INSTRUCTIONS FOR THE TASK:
Review the material line by line. Identify and copy every line that contains the string "области".

(Extracted data entries)
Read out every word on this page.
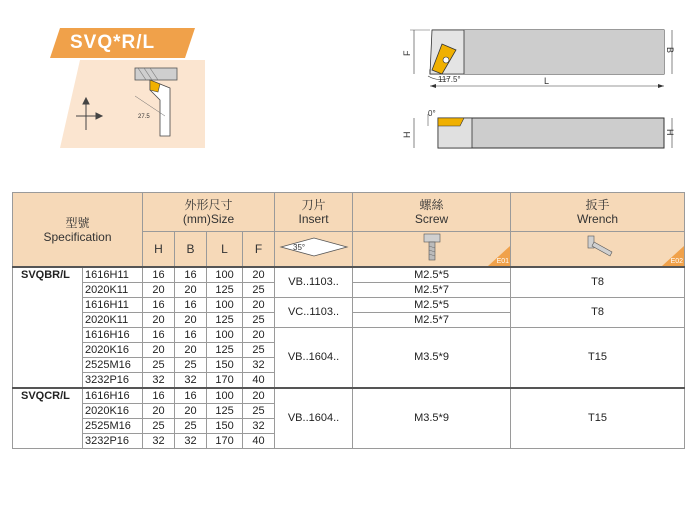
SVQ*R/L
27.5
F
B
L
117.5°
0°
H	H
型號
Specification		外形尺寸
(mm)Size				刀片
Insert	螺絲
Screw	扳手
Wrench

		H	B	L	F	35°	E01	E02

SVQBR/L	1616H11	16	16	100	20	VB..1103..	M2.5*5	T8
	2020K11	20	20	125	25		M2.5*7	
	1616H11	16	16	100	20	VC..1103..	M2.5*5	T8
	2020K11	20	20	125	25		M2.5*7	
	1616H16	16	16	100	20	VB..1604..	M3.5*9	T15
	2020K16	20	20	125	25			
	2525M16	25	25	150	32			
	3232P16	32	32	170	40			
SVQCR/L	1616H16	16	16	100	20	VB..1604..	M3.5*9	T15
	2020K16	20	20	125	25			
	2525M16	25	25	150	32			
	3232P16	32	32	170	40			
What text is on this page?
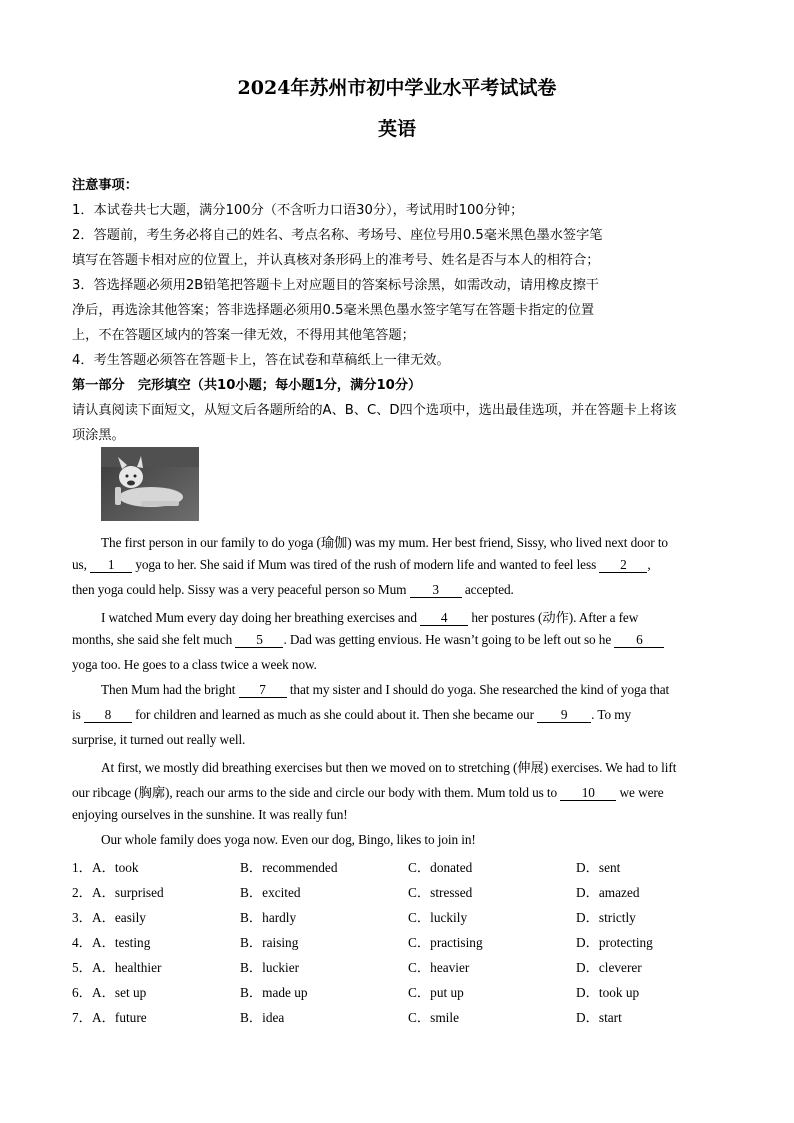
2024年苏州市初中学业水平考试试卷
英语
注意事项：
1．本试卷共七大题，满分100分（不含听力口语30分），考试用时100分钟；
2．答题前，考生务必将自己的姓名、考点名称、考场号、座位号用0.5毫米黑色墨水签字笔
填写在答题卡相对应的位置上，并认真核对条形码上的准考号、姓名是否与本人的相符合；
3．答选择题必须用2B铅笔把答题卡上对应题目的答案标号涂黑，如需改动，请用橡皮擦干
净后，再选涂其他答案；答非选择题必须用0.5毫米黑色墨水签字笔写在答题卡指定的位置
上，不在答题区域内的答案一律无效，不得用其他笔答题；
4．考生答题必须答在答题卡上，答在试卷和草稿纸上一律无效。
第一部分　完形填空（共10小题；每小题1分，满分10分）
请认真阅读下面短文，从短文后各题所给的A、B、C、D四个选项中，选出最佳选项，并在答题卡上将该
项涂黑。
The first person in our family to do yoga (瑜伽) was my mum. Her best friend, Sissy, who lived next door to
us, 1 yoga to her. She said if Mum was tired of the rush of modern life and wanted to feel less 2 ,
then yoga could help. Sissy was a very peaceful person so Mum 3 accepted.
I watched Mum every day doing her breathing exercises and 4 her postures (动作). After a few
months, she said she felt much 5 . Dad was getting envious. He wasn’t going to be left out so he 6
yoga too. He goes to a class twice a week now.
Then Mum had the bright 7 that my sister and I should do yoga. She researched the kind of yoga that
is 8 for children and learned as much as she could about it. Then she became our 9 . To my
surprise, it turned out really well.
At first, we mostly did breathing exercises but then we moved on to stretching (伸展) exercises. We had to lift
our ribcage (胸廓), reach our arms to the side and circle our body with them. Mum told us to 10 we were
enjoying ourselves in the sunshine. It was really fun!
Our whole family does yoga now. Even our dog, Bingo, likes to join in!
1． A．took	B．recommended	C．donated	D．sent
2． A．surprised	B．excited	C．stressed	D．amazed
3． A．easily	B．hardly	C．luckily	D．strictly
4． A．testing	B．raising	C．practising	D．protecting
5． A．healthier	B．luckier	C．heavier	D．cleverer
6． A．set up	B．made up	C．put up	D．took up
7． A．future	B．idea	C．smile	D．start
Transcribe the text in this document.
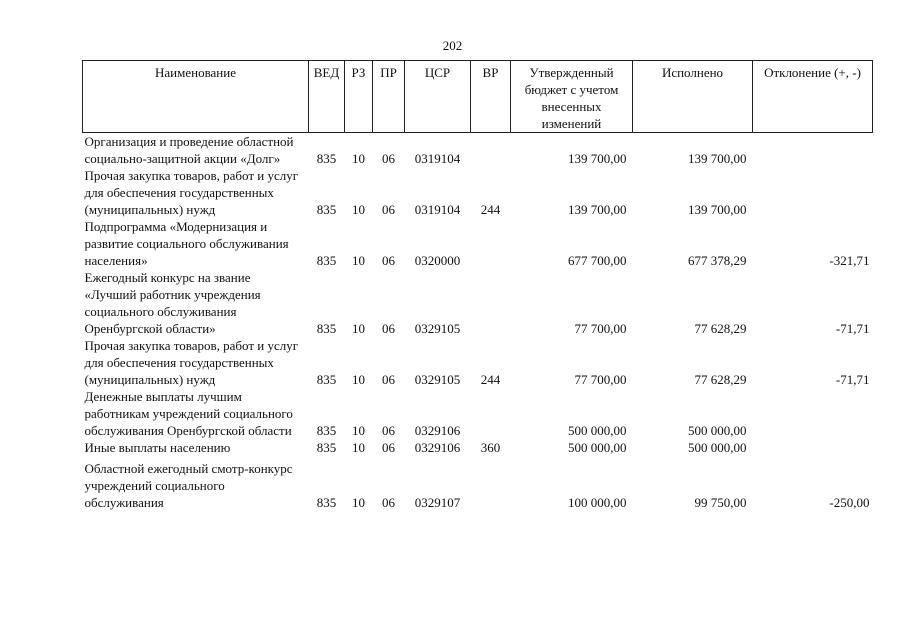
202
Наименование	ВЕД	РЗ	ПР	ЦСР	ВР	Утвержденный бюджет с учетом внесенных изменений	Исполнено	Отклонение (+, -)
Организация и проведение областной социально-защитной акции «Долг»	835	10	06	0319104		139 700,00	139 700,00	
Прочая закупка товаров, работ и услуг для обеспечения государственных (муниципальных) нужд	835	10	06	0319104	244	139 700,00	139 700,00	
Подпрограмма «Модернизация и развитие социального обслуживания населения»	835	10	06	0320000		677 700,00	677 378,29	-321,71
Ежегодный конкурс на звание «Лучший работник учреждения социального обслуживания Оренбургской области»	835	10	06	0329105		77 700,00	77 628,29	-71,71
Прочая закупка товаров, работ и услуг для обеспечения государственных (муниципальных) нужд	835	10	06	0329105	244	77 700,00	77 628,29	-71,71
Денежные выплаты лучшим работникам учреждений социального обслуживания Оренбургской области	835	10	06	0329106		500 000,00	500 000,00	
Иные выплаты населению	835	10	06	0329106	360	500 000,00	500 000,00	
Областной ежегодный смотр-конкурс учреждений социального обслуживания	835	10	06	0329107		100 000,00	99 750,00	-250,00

SOLUTION FOR THIS EXERCISE:
Ежегодный конкурс на звание «Лучший работник учреждения социального обслуживания Оренбургской области»	835	10	06	0329105		77 700,00	77 628,29	-71,71
Денежные выплаты лучшим работникам учреждений социального обслуживания Оренбургской области	835	10	06	0329106		500 000,00	500 000,00	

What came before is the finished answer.